Provided passage —
◇ ◇ ◇

Dutch Treat

23 March 2009 at 10:38 am 5 comments

goldmember-771165| Peter Klein |

There’s only two things I hate in this world. People who are intolerant of other people’s cultures, and the Dutch. — Nigel Powers

Karel Davids’s new book, The Rise and Decline of Dutch Technological Leadership: Technology, Economy, and Culture in the Netherlands, 1350–1800 (Brill, 2008), provides an interesting look at knowledge flows within and between regions, an important idea in the modern literatures on economic geography and regional innovation. Writes EH.Net reviewer William TeBrake:

According to Davids, the northern Netherlands, the territory encompassed by the Dutch Republic, was the technological leader during much of the seventeenth and eighteenth centuries, before relinquishing that role to England by 1800, and in the process of explicating the rise and fall of Dutch technological leadership, he has called into question a number of commonplace assumptions found in the historiography of the period in question. . . .

◇ ◇ ◇

Restate the post on Dutch technological leadership from "Karel Davids’s new" up to and including "question. . . .", switching "England" to "France".

◇ ◇ ◇

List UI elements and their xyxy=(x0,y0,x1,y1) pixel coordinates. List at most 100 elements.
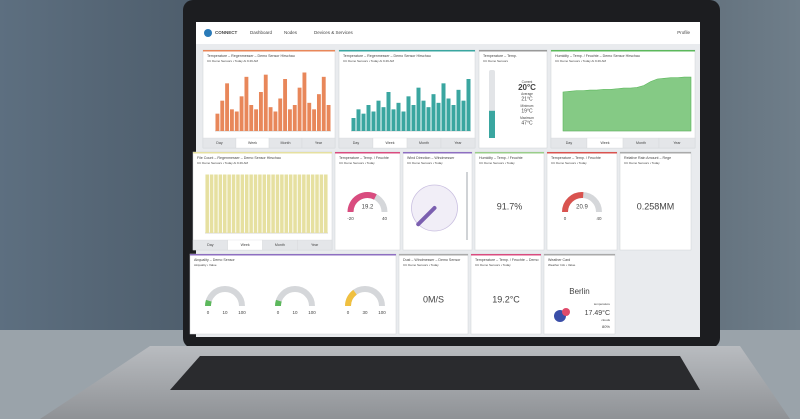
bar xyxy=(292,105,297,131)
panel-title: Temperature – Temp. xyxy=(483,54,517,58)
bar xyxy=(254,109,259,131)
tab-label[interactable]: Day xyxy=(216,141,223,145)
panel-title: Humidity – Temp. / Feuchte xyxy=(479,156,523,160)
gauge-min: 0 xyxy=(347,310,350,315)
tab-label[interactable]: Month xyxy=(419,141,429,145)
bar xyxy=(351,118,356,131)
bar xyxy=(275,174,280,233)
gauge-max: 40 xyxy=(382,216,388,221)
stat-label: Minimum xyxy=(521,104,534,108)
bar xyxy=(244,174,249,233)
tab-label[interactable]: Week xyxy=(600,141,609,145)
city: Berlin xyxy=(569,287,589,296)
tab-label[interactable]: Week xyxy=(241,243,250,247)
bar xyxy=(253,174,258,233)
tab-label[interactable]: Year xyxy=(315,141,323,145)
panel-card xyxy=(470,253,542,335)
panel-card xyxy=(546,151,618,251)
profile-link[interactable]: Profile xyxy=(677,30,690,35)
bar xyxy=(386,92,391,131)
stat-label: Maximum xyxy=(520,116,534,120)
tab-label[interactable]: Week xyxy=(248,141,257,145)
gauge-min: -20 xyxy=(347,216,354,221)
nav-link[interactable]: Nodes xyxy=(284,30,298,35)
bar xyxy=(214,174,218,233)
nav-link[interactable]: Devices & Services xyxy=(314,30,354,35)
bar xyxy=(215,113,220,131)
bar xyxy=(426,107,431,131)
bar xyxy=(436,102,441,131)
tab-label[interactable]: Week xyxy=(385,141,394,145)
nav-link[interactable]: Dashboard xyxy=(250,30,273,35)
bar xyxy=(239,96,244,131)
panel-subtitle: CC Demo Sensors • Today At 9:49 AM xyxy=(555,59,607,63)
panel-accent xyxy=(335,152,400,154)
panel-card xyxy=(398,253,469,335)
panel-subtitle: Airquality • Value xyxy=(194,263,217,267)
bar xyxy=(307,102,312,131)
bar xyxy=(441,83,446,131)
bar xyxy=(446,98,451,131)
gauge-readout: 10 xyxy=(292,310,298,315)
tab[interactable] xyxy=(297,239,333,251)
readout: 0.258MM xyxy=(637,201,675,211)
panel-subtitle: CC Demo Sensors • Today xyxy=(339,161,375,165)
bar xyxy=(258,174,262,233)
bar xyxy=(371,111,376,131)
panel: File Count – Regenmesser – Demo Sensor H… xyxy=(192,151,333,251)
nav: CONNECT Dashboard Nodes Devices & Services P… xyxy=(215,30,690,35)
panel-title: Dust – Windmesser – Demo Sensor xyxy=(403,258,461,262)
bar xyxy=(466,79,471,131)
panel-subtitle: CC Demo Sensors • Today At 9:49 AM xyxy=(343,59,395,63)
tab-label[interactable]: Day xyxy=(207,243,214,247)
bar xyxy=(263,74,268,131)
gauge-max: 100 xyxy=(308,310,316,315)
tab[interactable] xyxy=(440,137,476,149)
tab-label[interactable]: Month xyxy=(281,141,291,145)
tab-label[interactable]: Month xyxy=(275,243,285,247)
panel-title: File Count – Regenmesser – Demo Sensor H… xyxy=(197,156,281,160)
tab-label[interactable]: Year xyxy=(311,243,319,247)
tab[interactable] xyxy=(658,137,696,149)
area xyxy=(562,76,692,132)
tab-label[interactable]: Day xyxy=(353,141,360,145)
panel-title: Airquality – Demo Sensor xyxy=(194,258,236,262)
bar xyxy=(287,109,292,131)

◇ ◇ ◇

Output of the task —
Karel Davids’s new book, The Rise and Decline of Dutch Technological Leadership: Technology, Economy, and Culture in the Netherlands, 1350–1800 (Brill, 2008), provides an interesting look at knowledge flows within and between regions, an important idea in the modern literatures on economic geography and regional innovation. Writes EH.Net reviewer William TeBrake:

According to Davids, the northern Netherlands, the territory encompassed by the Dutch Republic, was the technological leader during much of the seventeenth and eighteenth centuries, before relinquishing that role to France by 1800, and in the process of explicating the rise and fall of Dutch technological leadership, he has called into question a number of commonplace assumptions found in the historiography of the period in question. . . .